== PROBLEM TO WORK ON ==
Pick out every line in the data below that holds "true".
### STORED RECORDS
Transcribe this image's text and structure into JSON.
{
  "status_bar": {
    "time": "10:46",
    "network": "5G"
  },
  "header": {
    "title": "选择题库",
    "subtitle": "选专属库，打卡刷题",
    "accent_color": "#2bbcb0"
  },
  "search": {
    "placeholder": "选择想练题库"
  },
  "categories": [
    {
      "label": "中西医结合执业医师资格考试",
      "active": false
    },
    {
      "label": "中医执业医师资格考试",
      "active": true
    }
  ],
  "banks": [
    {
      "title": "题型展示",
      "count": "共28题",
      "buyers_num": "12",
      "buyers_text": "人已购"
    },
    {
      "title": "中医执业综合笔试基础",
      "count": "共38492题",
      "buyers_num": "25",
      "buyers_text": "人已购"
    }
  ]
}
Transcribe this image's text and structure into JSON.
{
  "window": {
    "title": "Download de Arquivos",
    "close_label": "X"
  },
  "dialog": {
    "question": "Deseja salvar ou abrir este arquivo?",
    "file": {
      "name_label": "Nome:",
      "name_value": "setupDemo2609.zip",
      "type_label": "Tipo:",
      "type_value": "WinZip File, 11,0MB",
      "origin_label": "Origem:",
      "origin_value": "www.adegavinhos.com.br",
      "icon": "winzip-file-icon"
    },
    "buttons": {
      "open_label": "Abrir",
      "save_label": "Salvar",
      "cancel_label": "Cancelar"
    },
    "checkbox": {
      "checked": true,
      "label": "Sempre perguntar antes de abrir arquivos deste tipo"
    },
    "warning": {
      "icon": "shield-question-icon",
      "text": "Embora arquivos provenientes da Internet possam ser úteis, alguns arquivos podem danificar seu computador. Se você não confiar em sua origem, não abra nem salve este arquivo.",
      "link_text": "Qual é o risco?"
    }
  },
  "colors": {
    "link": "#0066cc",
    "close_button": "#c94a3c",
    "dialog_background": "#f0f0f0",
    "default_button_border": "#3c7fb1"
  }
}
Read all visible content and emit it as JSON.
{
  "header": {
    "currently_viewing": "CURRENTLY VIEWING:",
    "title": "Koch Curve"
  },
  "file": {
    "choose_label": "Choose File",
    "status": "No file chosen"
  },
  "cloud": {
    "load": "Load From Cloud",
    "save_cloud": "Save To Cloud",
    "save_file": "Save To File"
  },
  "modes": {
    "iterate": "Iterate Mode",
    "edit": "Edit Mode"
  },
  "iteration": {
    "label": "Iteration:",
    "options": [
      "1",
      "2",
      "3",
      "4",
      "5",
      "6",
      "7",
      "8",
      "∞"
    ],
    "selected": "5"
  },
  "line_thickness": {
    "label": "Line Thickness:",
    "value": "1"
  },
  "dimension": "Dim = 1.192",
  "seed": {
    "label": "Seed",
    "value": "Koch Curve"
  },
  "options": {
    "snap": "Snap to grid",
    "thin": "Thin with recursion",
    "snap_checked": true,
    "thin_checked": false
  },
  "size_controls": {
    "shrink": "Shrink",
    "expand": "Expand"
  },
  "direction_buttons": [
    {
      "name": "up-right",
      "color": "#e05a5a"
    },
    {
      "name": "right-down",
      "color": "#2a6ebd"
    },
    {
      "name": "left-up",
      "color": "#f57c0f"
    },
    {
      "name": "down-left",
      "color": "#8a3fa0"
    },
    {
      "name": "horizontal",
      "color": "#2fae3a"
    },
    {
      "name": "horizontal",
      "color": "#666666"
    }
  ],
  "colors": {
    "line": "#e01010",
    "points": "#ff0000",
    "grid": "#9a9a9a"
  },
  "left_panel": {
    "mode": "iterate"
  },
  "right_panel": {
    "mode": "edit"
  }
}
######
== WORKED ANSWER ==
      "active": true
      "checked": true,
    "snap_checked": true,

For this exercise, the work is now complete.